Begin SOURCE DATA

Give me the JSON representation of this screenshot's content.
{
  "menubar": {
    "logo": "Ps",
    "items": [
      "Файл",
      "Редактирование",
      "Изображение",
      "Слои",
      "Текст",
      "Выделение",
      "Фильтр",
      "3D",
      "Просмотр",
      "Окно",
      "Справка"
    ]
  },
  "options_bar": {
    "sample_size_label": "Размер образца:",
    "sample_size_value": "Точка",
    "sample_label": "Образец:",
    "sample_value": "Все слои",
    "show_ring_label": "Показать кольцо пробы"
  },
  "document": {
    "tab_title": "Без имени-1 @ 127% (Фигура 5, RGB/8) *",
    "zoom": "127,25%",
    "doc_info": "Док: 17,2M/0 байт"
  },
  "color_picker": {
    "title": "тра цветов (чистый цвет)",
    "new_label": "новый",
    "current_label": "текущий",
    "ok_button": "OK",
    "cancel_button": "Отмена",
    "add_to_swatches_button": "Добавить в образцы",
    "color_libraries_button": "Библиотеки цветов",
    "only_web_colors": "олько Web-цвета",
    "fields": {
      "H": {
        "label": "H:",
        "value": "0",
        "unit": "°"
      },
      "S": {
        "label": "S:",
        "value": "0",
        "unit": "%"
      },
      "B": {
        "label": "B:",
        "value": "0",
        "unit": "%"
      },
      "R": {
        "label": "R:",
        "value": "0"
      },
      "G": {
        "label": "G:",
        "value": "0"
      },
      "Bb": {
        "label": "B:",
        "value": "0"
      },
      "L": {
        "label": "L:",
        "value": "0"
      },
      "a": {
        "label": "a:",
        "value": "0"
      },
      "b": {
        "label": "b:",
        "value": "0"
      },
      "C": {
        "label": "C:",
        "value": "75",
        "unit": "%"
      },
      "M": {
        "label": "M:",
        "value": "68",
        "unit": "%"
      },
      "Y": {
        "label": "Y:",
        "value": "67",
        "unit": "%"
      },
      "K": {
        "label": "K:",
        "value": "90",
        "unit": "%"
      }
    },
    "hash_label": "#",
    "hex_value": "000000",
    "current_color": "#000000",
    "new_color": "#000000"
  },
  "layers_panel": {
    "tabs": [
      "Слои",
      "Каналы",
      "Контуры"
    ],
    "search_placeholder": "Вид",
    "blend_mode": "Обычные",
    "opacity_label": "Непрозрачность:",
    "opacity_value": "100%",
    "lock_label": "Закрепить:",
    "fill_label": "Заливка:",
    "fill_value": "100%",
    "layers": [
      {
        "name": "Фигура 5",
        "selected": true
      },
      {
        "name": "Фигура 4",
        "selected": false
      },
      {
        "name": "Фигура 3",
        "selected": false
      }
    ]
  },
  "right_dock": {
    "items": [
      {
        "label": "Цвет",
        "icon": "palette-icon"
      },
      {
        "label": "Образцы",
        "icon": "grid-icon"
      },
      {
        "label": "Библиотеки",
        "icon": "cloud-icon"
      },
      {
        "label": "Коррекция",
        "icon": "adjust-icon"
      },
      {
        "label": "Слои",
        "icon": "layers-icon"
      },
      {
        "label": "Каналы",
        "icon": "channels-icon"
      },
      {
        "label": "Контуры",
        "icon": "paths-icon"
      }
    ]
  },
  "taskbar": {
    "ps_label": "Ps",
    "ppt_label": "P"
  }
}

End SOURCE DATA

◆ YOUR TASK:
Going through the data, tally the lines containing "Фигура" and report only the result.

◆ TASK RESULT:
4